Collected data:
## BEGIN

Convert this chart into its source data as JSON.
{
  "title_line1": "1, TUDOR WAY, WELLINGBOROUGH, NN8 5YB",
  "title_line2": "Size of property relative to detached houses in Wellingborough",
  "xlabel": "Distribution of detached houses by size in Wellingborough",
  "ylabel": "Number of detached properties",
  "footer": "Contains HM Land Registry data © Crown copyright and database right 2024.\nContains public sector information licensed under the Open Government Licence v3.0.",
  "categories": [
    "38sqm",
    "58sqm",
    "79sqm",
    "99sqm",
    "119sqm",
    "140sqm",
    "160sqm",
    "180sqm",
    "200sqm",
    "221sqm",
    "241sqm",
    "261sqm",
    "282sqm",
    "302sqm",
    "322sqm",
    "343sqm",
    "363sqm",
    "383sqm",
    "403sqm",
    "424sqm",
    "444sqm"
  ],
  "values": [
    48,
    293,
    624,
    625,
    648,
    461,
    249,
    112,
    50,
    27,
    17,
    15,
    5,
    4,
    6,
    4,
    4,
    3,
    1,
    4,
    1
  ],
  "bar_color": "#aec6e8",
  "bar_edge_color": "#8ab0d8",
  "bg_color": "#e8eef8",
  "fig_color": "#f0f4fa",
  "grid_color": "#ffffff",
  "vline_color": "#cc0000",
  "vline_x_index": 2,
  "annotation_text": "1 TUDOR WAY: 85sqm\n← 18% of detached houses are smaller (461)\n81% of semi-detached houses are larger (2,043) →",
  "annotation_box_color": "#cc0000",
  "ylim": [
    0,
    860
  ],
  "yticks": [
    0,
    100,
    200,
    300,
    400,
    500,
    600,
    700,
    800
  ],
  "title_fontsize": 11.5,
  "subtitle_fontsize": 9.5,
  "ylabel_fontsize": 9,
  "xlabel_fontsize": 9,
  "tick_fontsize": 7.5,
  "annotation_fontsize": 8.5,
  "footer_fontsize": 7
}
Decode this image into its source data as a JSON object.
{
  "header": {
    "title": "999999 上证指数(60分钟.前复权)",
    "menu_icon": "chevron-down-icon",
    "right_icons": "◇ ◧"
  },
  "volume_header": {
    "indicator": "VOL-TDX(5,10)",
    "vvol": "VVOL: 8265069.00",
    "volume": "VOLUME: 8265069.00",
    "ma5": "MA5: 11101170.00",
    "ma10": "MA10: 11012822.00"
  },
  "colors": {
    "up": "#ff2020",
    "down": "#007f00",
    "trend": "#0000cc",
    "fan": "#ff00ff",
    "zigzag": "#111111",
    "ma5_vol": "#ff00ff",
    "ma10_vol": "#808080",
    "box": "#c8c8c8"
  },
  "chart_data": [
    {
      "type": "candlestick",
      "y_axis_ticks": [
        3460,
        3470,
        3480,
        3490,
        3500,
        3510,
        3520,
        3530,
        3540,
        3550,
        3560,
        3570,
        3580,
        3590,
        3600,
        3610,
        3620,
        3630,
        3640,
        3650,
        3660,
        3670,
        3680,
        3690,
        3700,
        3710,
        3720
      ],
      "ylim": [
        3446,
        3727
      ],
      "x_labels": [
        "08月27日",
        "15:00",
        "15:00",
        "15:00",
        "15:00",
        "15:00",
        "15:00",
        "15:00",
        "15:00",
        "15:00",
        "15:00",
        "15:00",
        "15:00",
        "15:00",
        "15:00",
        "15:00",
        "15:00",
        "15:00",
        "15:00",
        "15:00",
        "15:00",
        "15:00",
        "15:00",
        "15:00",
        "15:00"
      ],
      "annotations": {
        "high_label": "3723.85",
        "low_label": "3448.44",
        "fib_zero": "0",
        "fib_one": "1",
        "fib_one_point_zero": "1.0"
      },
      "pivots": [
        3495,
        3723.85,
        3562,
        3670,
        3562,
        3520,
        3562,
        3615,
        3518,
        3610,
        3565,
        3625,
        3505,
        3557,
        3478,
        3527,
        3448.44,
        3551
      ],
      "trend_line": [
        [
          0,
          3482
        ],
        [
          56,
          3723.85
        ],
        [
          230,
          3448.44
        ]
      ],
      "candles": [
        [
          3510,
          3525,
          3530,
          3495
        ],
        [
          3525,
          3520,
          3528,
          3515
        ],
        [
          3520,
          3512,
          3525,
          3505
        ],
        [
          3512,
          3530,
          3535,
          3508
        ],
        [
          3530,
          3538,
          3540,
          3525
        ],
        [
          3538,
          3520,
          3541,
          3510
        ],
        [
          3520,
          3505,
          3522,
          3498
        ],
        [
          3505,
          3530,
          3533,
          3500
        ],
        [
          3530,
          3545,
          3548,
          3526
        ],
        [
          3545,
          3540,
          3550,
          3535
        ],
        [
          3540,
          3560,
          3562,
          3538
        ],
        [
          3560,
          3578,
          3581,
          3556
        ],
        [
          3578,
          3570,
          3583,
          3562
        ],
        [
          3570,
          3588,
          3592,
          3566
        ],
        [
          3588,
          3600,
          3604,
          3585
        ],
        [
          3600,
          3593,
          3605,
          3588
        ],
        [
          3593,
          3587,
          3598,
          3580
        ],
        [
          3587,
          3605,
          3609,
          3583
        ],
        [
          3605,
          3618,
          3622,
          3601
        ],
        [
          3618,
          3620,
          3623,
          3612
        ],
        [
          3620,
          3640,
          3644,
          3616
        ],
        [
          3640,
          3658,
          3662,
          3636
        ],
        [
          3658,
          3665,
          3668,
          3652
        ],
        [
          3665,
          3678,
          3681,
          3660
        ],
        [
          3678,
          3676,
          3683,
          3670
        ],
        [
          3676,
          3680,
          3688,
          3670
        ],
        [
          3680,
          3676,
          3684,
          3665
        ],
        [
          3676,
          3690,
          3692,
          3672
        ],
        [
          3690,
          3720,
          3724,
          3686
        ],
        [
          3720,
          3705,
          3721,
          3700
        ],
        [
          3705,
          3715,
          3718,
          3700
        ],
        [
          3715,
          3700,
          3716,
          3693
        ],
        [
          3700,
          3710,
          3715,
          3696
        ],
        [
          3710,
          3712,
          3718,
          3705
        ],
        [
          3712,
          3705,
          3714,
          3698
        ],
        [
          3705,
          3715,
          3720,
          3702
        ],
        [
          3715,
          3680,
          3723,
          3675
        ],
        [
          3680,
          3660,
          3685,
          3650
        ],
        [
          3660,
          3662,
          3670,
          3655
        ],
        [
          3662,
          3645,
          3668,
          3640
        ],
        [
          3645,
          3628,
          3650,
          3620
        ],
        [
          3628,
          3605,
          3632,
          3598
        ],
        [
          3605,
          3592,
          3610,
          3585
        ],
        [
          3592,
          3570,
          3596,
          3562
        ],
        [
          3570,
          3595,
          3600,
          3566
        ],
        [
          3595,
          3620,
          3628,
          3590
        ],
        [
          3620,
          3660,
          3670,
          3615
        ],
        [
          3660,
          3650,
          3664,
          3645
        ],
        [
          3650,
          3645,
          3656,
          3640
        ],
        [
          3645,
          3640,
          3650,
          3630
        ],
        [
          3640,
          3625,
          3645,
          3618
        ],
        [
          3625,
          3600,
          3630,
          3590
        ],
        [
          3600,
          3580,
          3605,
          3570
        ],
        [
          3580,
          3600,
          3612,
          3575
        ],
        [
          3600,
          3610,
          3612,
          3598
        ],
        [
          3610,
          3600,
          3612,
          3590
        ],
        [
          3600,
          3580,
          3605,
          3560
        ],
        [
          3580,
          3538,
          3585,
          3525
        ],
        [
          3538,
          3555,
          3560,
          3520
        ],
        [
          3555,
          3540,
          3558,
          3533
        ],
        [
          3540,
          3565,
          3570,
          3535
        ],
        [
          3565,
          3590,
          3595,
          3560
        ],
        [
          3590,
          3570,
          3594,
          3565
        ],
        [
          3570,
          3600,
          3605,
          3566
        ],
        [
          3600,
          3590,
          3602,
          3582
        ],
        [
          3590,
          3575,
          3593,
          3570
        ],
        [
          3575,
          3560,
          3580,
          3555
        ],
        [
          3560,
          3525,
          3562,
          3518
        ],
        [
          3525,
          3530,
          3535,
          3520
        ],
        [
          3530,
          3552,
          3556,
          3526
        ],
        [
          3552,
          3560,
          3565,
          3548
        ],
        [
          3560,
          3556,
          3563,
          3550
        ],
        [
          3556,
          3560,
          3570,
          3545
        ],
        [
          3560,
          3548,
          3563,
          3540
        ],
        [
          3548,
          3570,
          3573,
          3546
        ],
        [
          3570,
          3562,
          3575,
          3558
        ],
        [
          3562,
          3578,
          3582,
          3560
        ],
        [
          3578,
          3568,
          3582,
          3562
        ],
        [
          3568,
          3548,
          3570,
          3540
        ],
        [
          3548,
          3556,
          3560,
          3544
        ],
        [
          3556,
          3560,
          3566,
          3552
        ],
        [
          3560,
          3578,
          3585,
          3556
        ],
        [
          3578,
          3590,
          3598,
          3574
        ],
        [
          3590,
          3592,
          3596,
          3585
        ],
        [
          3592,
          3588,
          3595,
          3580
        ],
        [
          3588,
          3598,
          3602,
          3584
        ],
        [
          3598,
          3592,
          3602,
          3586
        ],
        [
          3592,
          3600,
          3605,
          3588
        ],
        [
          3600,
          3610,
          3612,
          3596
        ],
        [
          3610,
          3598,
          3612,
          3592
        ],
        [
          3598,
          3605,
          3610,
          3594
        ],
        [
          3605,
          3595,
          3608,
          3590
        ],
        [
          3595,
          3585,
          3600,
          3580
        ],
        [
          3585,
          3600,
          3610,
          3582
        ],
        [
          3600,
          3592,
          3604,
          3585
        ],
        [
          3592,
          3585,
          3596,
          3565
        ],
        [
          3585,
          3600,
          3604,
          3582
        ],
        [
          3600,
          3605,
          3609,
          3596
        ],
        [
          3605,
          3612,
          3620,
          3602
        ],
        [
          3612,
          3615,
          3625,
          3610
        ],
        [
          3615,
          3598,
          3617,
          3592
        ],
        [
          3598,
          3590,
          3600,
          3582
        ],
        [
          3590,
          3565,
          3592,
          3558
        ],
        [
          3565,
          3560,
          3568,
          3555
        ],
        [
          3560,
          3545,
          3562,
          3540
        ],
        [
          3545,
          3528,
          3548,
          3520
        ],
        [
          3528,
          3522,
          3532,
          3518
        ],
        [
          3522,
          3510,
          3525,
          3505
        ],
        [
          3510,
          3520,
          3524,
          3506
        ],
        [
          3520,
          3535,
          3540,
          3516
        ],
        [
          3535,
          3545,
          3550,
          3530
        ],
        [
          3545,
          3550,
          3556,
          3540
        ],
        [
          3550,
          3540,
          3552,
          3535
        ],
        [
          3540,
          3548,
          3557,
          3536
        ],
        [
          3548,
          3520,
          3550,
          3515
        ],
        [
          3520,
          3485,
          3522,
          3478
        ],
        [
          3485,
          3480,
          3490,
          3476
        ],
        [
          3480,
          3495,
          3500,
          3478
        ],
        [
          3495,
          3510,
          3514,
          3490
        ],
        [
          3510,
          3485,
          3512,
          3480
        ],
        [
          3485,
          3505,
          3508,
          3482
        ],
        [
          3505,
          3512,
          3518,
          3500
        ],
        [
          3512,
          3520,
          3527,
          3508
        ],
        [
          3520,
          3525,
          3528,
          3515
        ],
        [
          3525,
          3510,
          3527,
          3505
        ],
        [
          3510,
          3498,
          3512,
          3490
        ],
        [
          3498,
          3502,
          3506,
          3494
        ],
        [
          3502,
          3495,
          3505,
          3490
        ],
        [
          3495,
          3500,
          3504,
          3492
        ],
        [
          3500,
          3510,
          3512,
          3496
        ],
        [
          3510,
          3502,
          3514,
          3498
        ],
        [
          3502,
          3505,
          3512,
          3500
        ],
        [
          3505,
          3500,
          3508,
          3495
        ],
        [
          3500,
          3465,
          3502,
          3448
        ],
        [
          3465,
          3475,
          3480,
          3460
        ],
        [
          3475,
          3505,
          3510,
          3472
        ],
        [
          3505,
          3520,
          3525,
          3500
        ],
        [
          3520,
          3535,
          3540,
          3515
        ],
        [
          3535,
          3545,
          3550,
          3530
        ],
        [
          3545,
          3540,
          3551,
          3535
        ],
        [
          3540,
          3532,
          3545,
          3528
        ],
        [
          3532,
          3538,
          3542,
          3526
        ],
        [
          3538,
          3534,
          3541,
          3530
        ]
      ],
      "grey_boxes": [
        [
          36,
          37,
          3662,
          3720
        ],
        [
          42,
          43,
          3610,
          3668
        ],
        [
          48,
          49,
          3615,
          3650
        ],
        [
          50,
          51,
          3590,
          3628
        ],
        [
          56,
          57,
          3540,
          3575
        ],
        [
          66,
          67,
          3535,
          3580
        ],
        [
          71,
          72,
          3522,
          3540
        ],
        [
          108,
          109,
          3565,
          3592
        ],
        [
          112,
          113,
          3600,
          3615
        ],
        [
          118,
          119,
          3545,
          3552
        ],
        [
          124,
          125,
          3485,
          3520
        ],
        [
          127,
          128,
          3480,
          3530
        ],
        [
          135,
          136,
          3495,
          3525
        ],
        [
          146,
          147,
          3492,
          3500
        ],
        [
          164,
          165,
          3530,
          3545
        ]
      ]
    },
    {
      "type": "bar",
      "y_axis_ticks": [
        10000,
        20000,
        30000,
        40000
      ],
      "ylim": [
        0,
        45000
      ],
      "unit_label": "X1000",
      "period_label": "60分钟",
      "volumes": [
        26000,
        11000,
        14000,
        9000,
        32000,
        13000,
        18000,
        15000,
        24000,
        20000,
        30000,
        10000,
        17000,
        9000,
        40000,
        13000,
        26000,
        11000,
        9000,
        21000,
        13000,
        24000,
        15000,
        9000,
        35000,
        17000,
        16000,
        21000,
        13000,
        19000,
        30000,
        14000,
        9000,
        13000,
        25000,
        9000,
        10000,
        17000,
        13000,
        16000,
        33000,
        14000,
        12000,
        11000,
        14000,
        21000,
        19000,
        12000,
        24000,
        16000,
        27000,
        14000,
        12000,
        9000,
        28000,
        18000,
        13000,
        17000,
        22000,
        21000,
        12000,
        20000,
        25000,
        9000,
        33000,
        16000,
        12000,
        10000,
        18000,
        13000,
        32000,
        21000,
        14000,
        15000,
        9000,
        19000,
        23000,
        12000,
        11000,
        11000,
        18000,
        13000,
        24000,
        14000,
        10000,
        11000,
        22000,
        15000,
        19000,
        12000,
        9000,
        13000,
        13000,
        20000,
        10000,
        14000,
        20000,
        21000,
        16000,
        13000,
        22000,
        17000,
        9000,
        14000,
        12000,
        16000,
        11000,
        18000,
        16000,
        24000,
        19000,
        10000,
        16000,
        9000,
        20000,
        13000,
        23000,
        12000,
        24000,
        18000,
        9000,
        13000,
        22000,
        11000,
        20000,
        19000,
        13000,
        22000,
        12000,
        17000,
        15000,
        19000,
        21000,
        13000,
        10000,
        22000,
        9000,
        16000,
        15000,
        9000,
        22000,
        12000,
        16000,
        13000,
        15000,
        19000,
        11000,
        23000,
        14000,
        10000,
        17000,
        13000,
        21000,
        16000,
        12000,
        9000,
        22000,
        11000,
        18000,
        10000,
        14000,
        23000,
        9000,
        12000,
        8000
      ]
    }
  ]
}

## END

Description of the task:
Select all lines with the word "this" from the entries above.

Task output:
Convert this chart into its source data as JSON.
Decode this image into its source data as a JSON object.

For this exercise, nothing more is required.